### EXERCISE DETAILS
Return each entry exactly, with none missing.

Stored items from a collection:
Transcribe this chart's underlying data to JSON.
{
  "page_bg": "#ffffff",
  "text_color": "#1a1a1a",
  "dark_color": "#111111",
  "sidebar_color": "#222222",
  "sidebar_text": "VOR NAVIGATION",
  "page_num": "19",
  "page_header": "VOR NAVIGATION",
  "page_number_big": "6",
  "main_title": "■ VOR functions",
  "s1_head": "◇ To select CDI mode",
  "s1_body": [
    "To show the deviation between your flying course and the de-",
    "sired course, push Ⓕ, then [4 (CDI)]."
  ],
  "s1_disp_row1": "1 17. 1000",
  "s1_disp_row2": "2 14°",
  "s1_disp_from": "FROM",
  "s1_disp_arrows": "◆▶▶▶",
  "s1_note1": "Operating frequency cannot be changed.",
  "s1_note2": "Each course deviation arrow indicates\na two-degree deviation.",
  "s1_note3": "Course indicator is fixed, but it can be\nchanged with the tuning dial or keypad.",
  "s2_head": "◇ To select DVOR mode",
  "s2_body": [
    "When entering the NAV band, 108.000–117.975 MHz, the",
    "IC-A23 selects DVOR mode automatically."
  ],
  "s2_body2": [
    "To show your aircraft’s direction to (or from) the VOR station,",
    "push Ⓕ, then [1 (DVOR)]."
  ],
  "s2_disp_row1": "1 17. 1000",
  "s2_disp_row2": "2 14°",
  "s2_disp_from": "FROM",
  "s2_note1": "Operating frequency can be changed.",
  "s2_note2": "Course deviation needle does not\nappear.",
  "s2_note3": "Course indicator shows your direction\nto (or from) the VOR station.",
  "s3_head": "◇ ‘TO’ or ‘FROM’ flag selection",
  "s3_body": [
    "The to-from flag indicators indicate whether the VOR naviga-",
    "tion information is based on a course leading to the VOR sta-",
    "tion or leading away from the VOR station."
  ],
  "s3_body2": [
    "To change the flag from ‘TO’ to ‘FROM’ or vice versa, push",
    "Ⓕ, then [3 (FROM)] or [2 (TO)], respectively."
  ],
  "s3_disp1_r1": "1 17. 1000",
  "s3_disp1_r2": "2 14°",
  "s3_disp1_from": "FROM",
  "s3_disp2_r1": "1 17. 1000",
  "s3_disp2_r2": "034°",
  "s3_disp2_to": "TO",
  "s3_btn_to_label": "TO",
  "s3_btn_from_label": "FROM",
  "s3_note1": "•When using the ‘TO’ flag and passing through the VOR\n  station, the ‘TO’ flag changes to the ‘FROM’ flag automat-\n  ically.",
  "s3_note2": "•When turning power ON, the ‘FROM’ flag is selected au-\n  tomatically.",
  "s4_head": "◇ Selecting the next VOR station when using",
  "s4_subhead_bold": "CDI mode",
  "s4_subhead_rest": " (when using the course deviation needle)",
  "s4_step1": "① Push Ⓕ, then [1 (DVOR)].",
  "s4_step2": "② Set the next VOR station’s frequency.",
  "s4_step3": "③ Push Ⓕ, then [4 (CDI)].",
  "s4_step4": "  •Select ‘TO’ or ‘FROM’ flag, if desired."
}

### WRITTEN SOLUTION
Transcribe this chart's underlying data to JSON.
{
  "page_bg": "#ffffff",
  "text_color": "#1a1a1a",
  "dark_color": "#111111",
  "sidebar_color": "#222222",
  "sidebar_text": "VOR NAVIGATION",
  "page_num": "19",
  "page_header": "VOR NAVIGATION",
  "page_number_big": "6",
  "main_title": "■ VOR functions",
  "s1_head": "◇ To select CDI mode",
  "s1_body": [
    "To show the deviation between your flying course and the de-",
    "sired course, push Ⓕ, then [4 (CDI)]."
  ],
  "s1_disp_row1": "1 17. 1000",
  "s1_disp_row2": "2 14°",
  "s1_disp_from": "FROM",
  "s1_disp_arrows": "◆▶▶▶",
  "s1_note1": "Operating frequency cannot be changed.",
  "s1_note2": "Each course deviation arrow indicates\na two-degree deviation.",
  "s1_note3": "Course indicator is fixed, but it can be\nchanged with the tuning dial or keypad.",
  "s2_head": "◇ To select DVOR mode",
  "s2_body": [
    "When entering the NAV band, 108.000–117.975 MHz, the",
    "IC-A23 selects DVOR mode automatically."
  ],
  "s2_body2": [
    "To show your aircraft’s direction to (or from) the VOR station,",
    "push Ⓕ, then [1 (DVOR)]."
  ],
  "s2_disp_row1": "1 17. 1000",
  "s2_disp_row2": "2 14°",
  "s2_disp_from": "FROM",
  "s2_note1": "Operating frequency can be changed.",
  "s2_note2": "Course deviation needle does not\nappear.",
  "s2_note3": "Course indicator shows your direction\nto (or from) the VOR station.",
  "s3_head": "◇ ‘TO’ or ‘FROM’ flag selection",
  "s3_body": [
    "The to-from flag indicators indicate whether the VOR naviga-",
    "tion information is based on a course leading to the VOR sta-",
    "tion or leading away from the VOR station."
  ],
  "s3_body2": [
    "To change the flag from ‘TO’ to ‘FROM’ or vice versa, push",
    "Ⓕ, then [3 (FROM)] or [2 (TO)], respectively."
  ],
  "s3_disp1_r1": "1 17. 1000",
  "s3_disp1_r2": "2 14°",
  "s3_disp1_from": "FROM",
  "s3_disp2_r1": "1 17. 1000",
  "s3_disp2_r2": "034°",
  "s3_disp2_to": "TO",
  "s3_btn_to_label": "TO",
  "s3_btn_from_label": "FROM",
  "s3_note1": "•When using the ‘TO’ flag and passing through the VOR\n  station, the ‘TO’ flag changes to the ‘FROM’ flag automat-\n  ically.",
  "s3_note2": "•When turning power ON, the ‘FROM’ flag is selected au-\n  tomatically.",
  "s4_head": "◇ Selecting the next VOR station when using",
  "s4_subhead_bold": "CDI mode",
  "s4_subhead_rest": " (when using the course deviation needle)",
  "s4_step1": "① Push Ⓕ, then [1 (DVOR)].",
  "s4_step2": "② Set the next VOR station’s frequency.",
  "s4_step3": "③ Push Ⓕ, then [4 (CDI)].",
  "s4_step4": "  •Select ‘TO’ or ‘FROM’ flag, if desired."
}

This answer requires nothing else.